#### Exercise goal
Would you write out the entries below, every one of them, exactly?

+ + + +

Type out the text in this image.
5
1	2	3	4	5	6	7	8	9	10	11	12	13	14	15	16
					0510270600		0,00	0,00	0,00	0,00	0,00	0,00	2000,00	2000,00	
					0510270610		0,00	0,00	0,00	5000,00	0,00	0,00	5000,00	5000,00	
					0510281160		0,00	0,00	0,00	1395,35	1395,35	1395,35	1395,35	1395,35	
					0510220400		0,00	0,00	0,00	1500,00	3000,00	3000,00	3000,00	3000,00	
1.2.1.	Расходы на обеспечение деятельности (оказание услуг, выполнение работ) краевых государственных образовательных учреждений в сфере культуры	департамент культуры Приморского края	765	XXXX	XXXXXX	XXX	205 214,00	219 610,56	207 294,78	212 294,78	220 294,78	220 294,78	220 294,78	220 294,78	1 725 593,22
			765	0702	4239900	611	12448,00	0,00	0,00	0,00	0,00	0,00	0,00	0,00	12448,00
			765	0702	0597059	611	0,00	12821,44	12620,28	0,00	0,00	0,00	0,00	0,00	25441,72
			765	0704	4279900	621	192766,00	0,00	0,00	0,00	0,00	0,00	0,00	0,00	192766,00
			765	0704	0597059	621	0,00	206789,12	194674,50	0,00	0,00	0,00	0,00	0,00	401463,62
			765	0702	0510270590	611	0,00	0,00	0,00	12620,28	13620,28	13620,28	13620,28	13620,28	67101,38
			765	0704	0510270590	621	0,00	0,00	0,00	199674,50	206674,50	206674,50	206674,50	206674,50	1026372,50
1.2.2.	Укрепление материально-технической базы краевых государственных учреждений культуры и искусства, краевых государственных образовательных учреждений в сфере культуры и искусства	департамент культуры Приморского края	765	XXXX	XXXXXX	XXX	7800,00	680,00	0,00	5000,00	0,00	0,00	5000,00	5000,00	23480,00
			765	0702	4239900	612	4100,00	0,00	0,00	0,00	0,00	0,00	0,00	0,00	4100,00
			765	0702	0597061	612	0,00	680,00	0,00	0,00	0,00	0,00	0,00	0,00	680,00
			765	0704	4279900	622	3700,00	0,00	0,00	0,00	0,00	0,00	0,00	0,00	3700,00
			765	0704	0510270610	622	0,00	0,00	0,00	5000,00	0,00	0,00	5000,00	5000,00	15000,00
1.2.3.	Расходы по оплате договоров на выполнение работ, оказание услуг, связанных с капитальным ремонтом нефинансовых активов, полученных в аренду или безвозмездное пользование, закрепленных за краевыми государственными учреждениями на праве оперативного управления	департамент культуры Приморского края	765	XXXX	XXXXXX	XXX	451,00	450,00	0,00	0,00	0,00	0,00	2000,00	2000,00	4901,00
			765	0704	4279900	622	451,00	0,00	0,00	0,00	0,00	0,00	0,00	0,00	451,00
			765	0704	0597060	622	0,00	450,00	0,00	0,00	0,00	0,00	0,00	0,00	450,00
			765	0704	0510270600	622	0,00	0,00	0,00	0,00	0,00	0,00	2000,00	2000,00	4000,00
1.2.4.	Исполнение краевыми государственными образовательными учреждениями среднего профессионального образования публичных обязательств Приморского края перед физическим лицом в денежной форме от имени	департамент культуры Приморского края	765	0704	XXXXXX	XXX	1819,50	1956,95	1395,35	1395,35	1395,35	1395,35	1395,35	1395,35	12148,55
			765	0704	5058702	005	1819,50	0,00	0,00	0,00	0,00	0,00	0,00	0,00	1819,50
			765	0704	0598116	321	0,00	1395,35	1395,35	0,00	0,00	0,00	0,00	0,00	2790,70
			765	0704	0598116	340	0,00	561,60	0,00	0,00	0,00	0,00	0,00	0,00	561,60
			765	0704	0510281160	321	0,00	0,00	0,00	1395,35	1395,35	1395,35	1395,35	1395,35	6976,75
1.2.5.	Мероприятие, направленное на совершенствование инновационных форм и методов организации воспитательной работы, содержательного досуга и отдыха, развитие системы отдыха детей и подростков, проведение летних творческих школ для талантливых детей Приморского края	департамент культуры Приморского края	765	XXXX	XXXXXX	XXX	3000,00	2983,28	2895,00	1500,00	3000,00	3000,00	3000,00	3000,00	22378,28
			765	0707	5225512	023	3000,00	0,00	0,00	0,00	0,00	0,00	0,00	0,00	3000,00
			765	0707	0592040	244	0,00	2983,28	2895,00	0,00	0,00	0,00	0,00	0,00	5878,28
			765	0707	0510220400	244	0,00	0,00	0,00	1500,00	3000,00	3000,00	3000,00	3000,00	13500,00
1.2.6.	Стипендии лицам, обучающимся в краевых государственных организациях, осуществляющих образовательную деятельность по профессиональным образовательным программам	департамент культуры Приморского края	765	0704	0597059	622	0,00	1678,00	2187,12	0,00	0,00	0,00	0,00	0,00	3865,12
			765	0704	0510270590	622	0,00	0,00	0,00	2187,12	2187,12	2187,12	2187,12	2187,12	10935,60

+ + + +

#### Answer to the task
Type out the text in this image.
5
1	2	3	4	5	6	7	8	9	10	11	12	13	14	15	16
					0510270600		0,00	0,00	0,00	0,00	0,00	0,00	2000,00	2000,00	
					0510270610		0,00	0,00	0,00	5000,00	0,00	0,00	5000,00	5000,00	
					0510281160		0,00	0,00	0,00	1395,35	1395,35	1395,35	1395,35	1395,35	
					0510220400		0,00	0,00	0,00	1500,00	3000,00	3000,00	3000,00	3000,00	
1.2.1.	Расходы на обеспечение деятельности (оказание услуг, выполнение работ) краевых государственных образовательных учреждений в сфере культуры	департамент культуры Приморского края	765	XXXX	XXXXXX	XXX	205 214,00	219 610,56	207 294,78	212 294,78	220 294,78	220 294,78	220 294,78	220 294,78	1 725 593,22
			765	0702	4239900	611	12448,00	0,00	0,00	0,00	0,00	0,00	0,00	0,00	12448,00
			765	0702	0597059	611	0,00	12821,44	12620,28	0,00	0,00	0,00	0,00	0,00	25441,72
			765	0704	4279900	621	192766,00	0,00	0,00	0,00	0,00	0,00	0,00	0,00	192766,00
			765	0704	0597059	621	0,00	206789,12	194674,50	0,00	0,00	0,00	0,00	0,00	401463,62
			765	0702	0510270590	611	0,00	0,00	0,00	12620,28	13620,28	13620,28	13620,28	13620,28	67101,38
			765	0704	0510270590	621	0,00	0,00	0,00	199674,50	206674,50	206674,50	206674,50	206674,50	1026372,50
1.2.2.	Укрепление материально-технической базы краевых государственных учреждений культуры и искусства, краевых государственных образовательных учреждений в сфере культуры и искусства	департамент культуры Приморского края	765	XXXX	XXXXXX	XXX	7800,00	680,00	0,00	5000,00	0,00	0,00	5000,00	5000,00	23480,00
			765	0702	4239900	612	4100,00	0,00	0,00	0,00	0,00	0,00	0,00	0,00	4100,00
			765	0702	0597061	612	0,00	680,00	0,00	0,00	0,00	0,00	0,00	0,00	680,00
			765	0704	4279900	622	3700,00	0,00	0,00	0,00	0,00	0,00	0,00	0,00	3700,00
			765	0704	0510270610	622	0,00	0,00	0,00	5000,00	0,00	0,00	5000,00	5000,00	15000,00
1.2.3.	Расходы по оплате договоров на выполнение работ, оказание услуг, связанных с капитальным ремонтом нефинансовых активов, полученных в аренду или безвозмездное пользование, закрепленных за краевыми государственными учреждениями на праве оперативного управления	департамент культуры Приморского края	765	XXXX	XXXXXX	XXX	451,00	450,00	0,00	0,00	0,00	0,00	2000,00	2000,00	4901,00
			765	0704	4279900	622	451,00	0,00	0,00	0,00	0,00	0,00	0,00	0,00	451,00
			765	0704	0597060	622	0,00	450,00	0,00	0,00	0,00	0,00	0,00	0,00	450,00
			765	0704	0510270600	622	0,00	0,00	0,00	0,00	0,00	0,00	2000,00	2000,00	4000,00
1.2.4.	Исполнение краевыми государственными образовательными учреждениями среднего профессионального образования публичных обязательств Приморского края перед физическим лицом в денежной форме от имени	департамент культуры Приморского края	765	0704	XXXXXX	XXX	1819,50	1956,95	1395,35	1395,35	1395,35	1395,35	1395,35	1395,35	12148,55
			765	0704	5058702	005	1819,50	0,00	0,00	0,00	0,00	0,00	0,00	0,00	1819,50
			765	0704	0598116	321	0,00	1395,35	1395,35	0,00	0,00	0,00	0,00	0,00	2790,70
			765	0704	0598116	340	0,00	561,60	0,00	0,00	0,00	0,00	0,00	0,00	561,60
			765	0704	0510281160	321	0,00	0,00	0,00	1395,35	1395,35	1395,35	1395,35	1395,35	6976,75
1.2.5.	Мероприятие, направленное на совершенствование инновационных форм и методов организации воспитательной работы, содержательного досуга и отдыха, развитие системы отдыха детей и подростков, проведение летних творческих школ для талантливых детей Приморского края	департамент культуры Приморского края	765	XXXX	XXXXXX	XXX	3000,00	2983,28	2895,00	1500,00	3000,00	3000,00	3000,00	3000,00	22378,28
			765	0707	5225512	023	3000,00	0,00	0,00	0,00	0,00	0,00	0,00	0,00	3000,00
			765	0707	0592040	244	0,00	2983,28	2895,00	0,00	0,00	0,00	0,00	0,00	5878,28
			765	0707	0510220400	244	0,00	0,00	0,00	1500,00	3000,00	3000,00	3000,00	3000,00	13500,00
1.2.6.	Стипендии лицам, обучающимся в краевых государственных организациях, осуществляющих образовательную деятельность по профессиональным образовательным программам	департамент культуры Приморского края	765	0704	0597059	622	0,00	1678,00	2187,12	0,00	0,00	0,00	0,00	0,00	3865,12
			765	0704	0510270590	622	0,00	0,00	0,00	2187,12	2187,12	2187,12	2187,12	2187,12	10935,60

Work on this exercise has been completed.